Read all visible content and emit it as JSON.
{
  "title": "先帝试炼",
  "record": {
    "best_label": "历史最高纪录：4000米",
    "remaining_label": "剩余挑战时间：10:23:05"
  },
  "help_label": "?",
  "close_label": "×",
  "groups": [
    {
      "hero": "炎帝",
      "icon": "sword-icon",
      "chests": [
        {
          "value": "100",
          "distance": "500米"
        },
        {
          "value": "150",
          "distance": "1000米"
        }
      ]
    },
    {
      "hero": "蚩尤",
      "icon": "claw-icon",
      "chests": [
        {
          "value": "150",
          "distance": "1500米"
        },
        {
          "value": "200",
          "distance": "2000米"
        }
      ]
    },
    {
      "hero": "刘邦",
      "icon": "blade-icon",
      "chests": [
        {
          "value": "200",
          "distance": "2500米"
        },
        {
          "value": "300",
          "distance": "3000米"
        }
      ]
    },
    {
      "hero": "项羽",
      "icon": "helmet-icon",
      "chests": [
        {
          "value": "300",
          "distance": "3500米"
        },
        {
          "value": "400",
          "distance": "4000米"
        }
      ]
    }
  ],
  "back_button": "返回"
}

# Exercise brief
Copy out the full listing exactly.

# Exercise output
Read all visible content and emit it as JSON.
{
  "title": "先帝试炼",
  "record": {
    "best_label": "历史最高纪录：4000米",
    "remaining_label": "剩余挑战时间：10:23:05"
  },
  "help_label": "?",
  "close_label": "×",
  "groups": [
    {
      "hero": "炎帝",
      "icon": "sword-icon",
      "chests": [
        {
          "value": "100",
          "distance": "500米"
        },
        {
          "value": "150",
          "distance": "1000米"
        }
      ]
    },
    {
      "hero": "蚩尤",
      "icon": "claw-icon",
      "chests": [
        {
          "value": "150",
          "distance": "1500米"
        },
        {
          "value": "200",
          "distance": "2000米"
        }
      ]
    },
    {
      "hero": "刘邦",
      "icon": "blade-icon",
      "chests": [
        {
          "value": "200",
          "distance": "2500米"
        },
        {
          "value": "300",
          "distance": "3000米"
        }
      ]
    },
    {
      "hero": "项羽",
      "icon": "helmet-icon",
      "chests": [
        {
          "value": "300",
          "distance": "3500米"
        },
        {
          "value": "400",
          "distance": "4000米"
        }
      ]
    }
  ],
  "back_button": "返回"
}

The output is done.